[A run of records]
-------

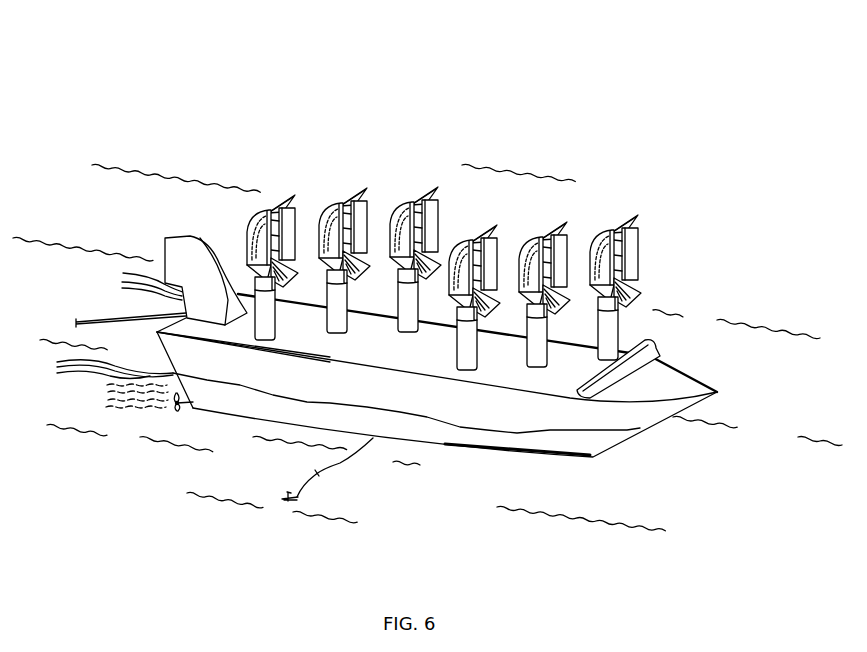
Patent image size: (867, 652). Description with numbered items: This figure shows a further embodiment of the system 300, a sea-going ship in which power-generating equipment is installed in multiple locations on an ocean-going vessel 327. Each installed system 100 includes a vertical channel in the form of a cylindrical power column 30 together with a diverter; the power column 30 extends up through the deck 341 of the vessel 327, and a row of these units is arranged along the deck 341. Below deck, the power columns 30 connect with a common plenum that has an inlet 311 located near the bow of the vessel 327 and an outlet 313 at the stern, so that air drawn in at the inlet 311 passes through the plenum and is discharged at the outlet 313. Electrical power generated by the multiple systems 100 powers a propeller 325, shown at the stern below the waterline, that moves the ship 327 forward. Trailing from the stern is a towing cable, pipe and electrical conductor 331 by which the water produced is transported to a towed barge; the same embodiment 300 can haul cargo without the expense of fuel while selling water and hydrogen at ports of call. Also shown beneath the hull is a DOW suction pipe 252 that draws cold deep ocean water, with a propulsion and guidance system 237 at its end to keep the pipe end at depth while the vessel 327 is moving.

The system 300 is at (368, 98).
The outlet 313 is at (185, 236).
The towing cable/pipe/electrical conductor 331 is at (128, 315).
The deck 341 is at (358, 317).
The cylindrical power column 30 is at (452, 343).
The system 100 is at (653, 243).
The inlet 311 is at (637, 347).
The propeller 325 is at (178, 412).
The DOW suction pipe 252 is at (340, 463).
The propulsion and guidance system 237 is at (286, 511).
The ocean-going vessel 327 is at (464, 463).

-------

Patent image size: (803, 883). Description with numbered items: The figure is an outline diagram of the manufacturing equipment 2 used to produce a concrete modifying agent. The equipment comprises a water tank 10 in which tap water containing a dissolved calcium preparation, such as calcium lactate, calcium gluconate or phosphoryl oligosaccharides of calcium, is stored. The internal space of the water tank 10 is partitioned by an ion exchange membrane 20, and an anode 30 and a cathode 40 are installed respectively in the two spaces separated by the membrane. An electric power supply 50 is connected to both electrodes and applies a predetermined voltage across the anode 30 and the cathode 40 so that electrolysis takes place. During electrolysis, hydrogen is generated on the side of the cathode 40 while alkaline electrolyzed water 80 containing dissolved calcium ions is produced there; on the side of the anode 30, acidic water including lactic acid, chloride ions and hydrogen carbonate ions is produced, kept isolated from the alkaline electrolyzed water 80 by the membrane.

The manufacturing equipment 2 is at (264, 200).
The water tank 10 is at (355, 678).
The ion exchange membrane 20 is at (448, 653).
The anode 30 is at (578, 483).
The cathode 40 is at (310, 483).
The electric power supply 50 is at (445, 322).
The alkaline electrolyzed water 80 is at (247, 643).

-------

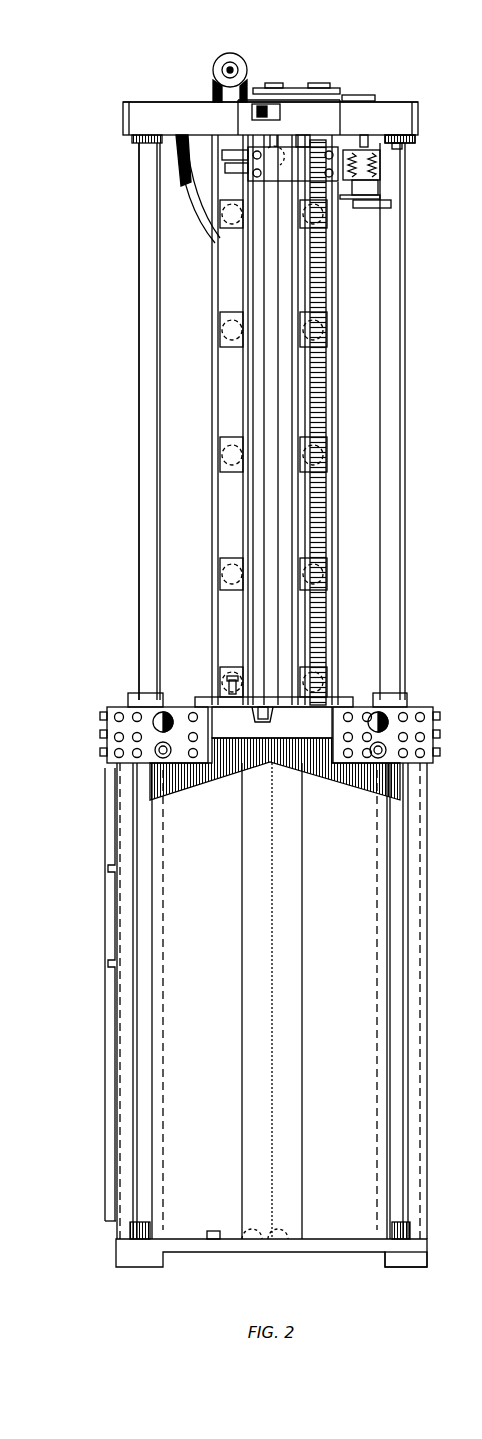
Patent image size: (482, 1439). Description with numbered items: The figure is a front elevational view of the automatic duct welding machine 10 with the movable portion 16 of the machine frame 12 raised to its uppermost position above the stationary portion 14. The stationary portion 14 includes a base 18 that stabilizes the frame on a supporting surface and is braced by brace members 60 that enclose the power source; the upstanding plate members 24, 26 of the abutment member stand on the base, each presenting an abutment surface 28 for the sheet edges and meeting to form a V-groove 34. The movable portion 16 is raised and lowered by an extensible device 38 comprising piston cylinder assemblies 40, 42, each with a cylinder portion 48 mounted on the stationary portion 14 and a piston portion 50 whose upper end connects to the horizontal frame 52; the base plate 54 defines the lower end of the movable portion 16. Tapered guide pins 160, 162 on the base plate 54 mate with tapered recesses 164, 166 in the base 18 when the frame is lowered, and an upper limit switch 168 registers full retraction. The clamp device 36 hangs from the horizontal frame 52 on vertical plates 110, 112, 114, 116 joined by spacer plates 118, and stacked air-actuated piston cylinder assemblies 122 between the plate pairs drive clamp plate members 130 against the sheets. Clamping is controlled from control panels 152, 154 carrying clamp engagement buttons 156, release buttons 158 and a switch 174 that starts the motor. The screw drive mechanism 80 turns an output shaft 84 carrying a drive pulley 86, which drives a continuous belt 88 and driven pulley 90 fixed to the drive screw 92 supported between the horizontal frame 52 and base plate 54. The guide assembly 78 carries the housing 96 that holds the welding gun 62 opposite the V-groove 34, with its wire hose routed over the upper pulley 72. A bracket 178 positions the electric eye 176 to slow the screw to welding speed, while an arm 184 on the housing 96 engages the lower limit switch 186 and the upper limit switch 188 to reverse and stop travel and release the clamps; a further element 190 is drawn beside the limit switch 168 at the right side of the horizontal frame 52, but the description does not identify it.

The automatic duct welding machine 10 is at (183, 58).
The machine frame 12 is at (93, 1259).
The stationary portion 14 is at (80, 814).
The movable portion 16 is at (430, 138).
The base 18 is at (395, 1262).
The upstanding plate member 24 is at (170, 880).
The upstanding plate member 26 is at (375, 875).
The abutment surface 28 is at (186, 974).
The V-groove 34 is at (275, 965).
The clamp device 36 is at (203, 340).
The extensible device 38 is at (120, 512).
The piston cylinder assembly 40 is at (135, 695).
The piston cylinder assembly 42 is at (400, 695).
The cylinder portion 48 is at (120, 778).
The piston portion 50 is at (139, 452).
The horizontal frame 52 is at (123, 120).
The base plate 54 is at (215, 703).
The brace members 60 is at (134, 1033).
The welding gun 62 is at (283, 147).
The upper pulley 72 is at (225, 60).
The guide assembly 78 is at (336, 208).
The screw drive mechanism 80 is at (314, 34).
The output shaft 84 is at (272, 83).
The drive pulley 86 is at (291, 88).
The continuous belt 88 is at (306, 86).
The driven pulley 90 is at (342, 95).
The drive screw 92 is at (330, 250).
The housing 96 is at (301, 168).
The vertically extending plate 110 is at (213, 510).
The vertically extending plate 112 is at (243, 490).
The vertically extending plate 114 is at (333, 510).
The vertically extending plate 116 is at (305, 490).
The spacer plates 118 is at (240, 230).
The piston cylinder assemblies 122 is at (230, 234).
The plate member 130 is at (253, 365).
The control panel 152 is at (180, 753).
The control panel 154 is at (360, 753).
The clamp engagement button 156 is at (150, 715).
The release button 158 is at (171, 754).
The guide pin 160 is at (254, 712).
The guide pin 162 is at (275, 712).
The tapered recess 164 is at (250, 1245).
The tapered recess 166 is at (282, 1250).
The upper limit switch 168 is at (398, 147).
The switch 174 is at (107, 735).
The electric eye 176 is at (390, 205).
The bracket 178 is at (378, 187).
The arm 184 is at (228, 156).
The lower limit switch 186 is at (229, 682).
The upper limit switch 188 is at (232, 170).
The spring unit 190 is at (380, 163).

-------

== Task requirements ==
Write out the material from the line with "Patent image size: (867, 652)." to the line with "The ocean-going vessel 327 is at (464, 463)." again, swapping "sea-going ship" for "ocean-going ship" and leaving everything else as it is.

== Solution for this task ==
Patent image size: (867, 652). Description with numbered items: This figure shows a further embodiment of the system 300, a ocean-going ship in which power-generating equipment is installed in multiple locations on an ocean-going vessel 327. Each installed system 100 includes a vertical channel in the form of a cylindrical power column 30 together with a diverter; the power column 30 extends up through the deck 341 of the vessel 327, and a row of these units is arranged along the deck 341. Below deck, the power columns 30 connect with a common plenum that has an inlet 311 located near the bow of the vessel 327 and an outlet 313 at the stern, so that air drawn in at the inlet 311 passes through the plenum and is discharged at the outlet 313. Electrical power generated by the multiple systems 100 powers a propeller 325, shown at the stern below the waterline, that moves the ship 327 forward. Trailing from the stern is a towing cable, pipe and electrical conductor 331 by which the water produced is transported to a towed barge; the same embodiment 300 can haul cargo without the expense of fuel while selling water and hydrogen at ports of call. Also shown beneath the hull is a DOW suction pipe 252 that draws cold deep ocean water, with a propulsion and guidance system 237 at its end to keep the pipe end at depth while the vessel 327 is moving.

The system 300 is at (368, 98).
The outlet 313 is at (185, 236).
The towing cable/pipe/electrical conductor 331 is at (128, 315).
The deck 341 is at (358, 317).
The cylindrical power column 30 is at (452, 343).
The system 100 is at (653, 243).
The inlet 311 is at (637, 347).
The propeller 325 is at (178, 412).
The DOW suction pipe 252 is at (340, 463).
The propulsion and guidance system 237 is at (286, 511).
The ocean-going vessel 327 is at (464, 463).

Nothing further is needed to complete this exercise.